Stored items
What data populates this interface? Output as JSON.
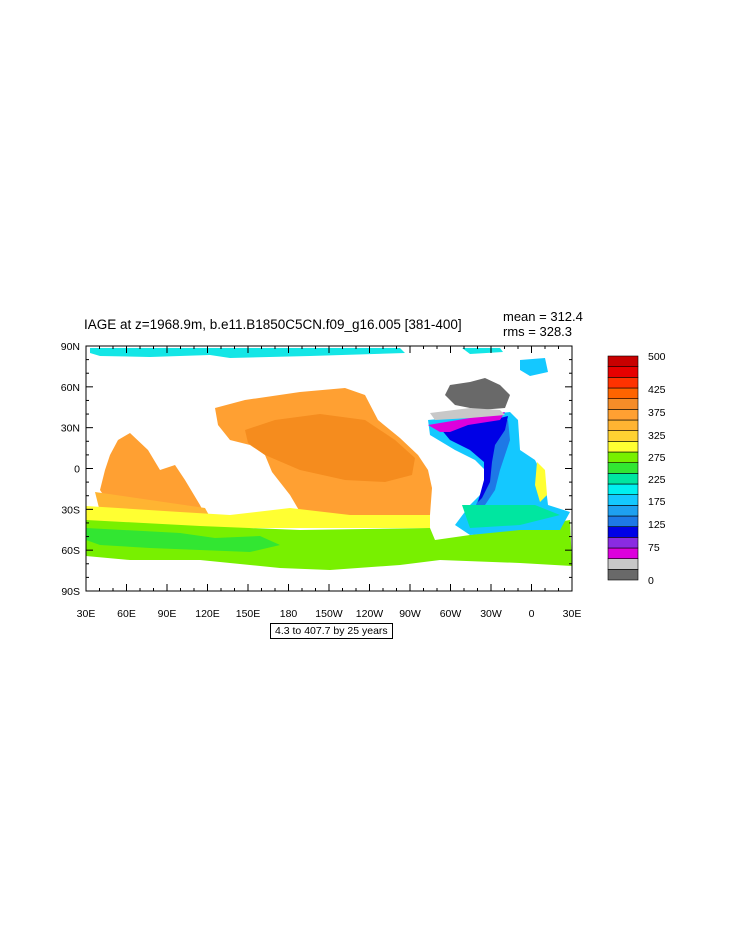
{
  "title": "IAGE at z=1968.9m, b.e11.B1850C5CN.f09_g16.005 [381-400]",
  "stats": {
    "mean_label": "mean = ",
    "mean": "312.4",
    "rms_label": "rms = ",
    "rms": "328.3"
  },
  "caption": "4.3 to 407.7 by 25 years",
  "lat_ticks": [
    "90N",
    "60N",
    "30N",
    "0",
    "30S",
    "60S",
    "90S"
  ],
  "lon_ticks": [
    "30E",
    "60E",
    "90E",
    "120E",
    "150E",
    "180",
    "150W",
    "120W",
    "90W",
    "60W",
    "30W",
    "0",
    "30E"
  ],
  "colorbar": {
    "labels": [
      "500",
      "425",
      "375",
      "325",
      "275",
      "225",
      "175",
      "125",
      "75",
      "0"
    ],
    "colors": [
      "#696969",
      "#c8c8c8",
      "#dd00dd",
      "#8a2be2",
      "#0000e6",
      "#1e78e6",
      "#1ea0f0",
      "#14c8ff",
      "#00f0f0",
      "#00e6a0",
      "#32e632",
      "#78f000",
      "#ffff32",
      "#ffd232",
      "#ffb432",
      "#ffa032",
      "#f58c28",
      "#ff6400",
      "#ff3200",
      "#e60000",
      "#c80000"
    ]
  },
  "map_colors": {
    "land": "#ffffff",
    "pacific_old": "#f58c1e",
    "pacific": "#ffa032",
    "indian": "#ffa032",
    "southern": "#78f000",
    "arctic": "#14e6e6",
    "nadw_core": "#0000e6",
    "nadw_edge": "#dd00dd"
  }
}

# What the task asks
Leave out the pictures, and give all the records again exactly.

# Reply
What data populates this interface? Output as JSON.
{
  "title": "IAGE at z=1968.9m, b.e11.B1850C5CN.f09_g16.005 [381-400]",
  "stats": {
    "mean_label": "mean = ",
    "mean": "312.4",
    "rms_label": "rms = ",
    "rms": "328.3"
  },
  "caption": "4.3 to 407.7 by 25 years",
  "lat_ticks": [
    "90N",
    "60N",
    "30N",
    "0",
    "30S",
    "60S",
    "90S"
  ],
  "lon_ticks": [
    "30E",
    "60E",
    "90E",
    "120E",
    "150E",
    "180",
    "150W",
    "120W",
    "90W",
    "60W",
    "30W",
    "0",
    "30E"
  ],
  "colorbar": {
    "labels": [
      "500",
      "425",
      "375",
      "325",
      "275",
      "225",
      "175",
      "125",
      "75",
      "0"
    ],
    "colors": [
      "#696969",
      "#c8c8c8",
      "#dd00dd",
      "#8a2be2",
      "#0000e6",
      "#1e78e6",
      "#1ea0f0",
      "#14c8ff",
      "#00f0f0",
      "#00e6a0",
      "#32e632",
      "#78f000",
      "#ffff32",
      "#ffd232",
      "#ffb432",
      "#ffa032",
      "#f58c28",
      "#ff6400",
      "#ff3200",
      "#e60000",
      "#c80000"
    ]
  },
  "map_colors": {
    "land": "#ffffff",
    "pacific_old": "#f58c1e",
    "pacific": "#ffa032",
    "indian": "#ffa032",
    "southern": "#78f000",
    "arctic": "#14e6e6",
    "nadw_core": "#0000e6",
    "nadw_edge": "#dd00dd"
  }
}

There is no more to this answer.